[Extrait cité]
La version originale de cet entretien a été publiée sur le site de Mediapart le 5 décembre 2024. Nous le reproduisons ici avec leur autorisation.
En quelques jours, à la faveur de l’offensive israélienne au Liban et des redistributions de puissance en cours au Proche-Orient, les rebelles du groupe islamiste Hayat Tahrir al-Cham (HTC) se sont emparés d’Alep, deuxième ville de Syrie.
Cette avancée signe-t-elle un affaiblissement durable de l’axe chiite dans la région et du régime de Bachar al-Assad, soutenu par la Russie ? Quelle est la nature réelle de ce groupe issu d’une scission du Front Al-Nosra et de la nébuleuse djihadiste liée à Al-Qaïda ?
Éléments de réponse avec Salam Kawakibi, chercheur en science politique et directeur du Centre arabe de recherches et d’études politiques de Paris (Carep). Salam Kawakibi était auparavant directeur adjoint à l’Arab Reform Initiative et a dirigé, de 2000 à 2006, l’Institut français du Proche-Orient (Ifpo) à Alep. Il est aussi membre du conseil administratif de l’association The Day After (Le Jour d’après), pour une Syrie démocratique.
Mediapart : Quelle lecture faites-vous de la prise d’Alep par les rebelles d’Hayat Tahrir al-Cham ? Est-ce un simple effet collatéral des coups portés par Israël au Hezbollah qui soutenait jusqu’ici le régime syrien notamment dans la région d’Alep ?

[Énoncé 1] Traduisez en anglais la phrase suivante de l'extrait sur la prise d'Alep : « En quelques jours, à la faveur de l’offensive israélienne au Liban et des redistributions de puissance en cours au Proche-Orient, les rebelles du groupe islamiste Hayat Tahrir al-Cham (HTC) se sont emparés d’Alep, deuxième ville de Syrie. »
[Énoncé 2] Transcrivez à l'identique le passage de l'extrait sur la prise d'Alep qui va de « Éléments de réponse » jusqu'à « région d’Alep ? » inclus.

[Lignes]
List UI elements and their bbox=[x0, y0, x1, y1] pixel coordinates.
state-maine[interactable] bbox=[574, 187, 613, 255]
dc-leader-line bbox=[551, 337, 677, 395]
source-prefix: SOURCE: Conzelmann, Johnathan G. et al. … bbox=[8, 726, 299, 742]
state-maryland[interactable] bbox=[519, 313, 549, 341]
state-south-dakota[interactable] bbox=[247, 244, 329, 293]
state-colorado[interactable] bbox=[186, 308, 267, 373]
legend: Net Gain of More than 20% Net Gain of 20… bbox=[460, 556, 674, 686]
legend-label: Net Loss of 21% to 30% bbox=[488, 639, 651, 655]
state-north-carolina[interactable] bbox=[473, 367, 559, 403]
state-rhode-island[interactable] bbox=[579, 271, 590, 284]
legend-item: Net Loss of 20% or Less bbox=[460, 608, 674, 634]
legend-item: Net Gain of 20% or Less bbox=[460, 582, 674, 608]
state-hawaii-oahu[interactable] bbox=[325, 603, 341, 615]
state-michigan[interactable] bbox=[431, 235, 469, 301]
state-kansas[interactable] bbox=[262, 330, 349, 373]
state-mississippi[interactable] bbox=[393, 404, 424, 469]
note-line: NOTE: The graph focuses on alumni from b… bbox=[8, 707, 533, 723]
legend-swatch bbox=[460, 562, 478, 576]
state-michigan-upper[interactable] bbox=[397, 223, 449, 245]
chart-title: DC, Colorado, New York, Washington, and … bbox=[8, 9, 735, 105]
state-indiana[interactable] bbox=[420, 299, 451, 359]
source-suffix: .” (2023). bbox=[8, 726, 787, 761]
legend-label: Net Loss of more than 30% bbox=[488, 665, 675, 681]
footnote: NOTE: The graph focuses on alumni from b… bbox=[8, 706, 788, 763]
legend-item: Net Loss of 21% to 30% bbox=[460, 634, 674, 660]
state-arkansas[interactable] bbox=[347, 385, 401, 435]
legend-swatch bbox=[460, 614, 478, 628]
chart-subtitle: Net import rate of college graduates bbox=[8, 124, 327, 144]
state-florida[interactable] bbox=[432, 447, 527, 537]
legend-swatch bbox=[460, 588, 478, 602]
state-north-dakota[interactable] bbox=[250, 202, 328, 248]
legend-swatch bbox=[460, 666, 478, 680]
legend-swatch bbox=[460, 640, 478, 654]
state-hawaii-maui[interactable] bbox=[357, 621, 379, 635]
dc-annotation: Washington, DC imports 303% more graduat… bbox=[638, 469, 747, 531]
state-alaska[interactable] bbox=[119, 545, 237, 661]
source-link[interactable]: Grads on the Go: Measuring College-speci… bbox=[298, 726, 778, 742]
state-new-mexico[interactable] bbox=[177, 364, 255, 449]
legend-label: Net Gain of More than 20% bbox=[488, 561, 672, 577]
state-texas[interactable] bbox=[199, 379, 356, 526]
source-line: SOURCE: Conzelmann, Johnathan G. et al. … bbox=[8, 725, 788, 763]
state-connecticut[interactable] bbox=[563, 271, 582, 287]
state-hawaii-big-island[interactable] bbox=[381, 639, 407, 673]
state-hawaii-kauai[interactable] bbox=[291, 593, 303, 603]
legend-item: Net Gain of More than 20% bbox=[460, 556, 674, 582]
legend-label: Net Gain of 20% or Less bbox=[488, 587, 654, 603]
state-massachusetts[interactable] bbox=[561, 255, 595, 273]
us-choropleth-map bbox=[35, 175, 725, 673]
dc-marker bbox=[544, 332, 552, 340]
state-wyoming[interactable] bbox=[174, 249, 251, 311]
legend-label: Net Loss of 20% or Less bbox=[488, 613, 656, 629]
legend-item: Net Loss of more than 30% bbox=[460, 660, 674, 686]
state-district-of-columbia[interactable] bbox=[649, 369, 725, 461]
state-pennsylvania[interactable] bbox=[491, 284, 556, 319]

[Réponse attendue 1] Within a few days, taking advantage of the Israeli offensive in Lebanon and the ongoing redistribution of power in the Middle East, the rebels of the Islamist group Hayat Tahrir al-Sham (HTS) seized Aleppo, Syria's second city.

[Réponse attendue 2]
Éléments de réponse avec Salam Kawakibi, chercheur en science politique et directeur du Centre arabe de recherches et d’études politiques de Paris (Carep). Salam Kawakibi était auparavant directeur adjoint à l’Arab Reform Initiative et a dirigé, de 2000 à 2006, l’Institut français du Proche-Orient (Ifpo) à Alep. Il est aussi membre du conseil administratif de l’association The Day After (Le Jour d’après), pour une Syrie démocratique.
Mediapart : Quelle lecture faites-vous de la prise d’Alep par les rebelles d’Hayat Tahrir al-Cham ? Est-ce un simple effet collatéral des coups portés par Israël au Hezbollah qui soutenait jusqu’ici le régime syrien notamment dans la région d’Alep ?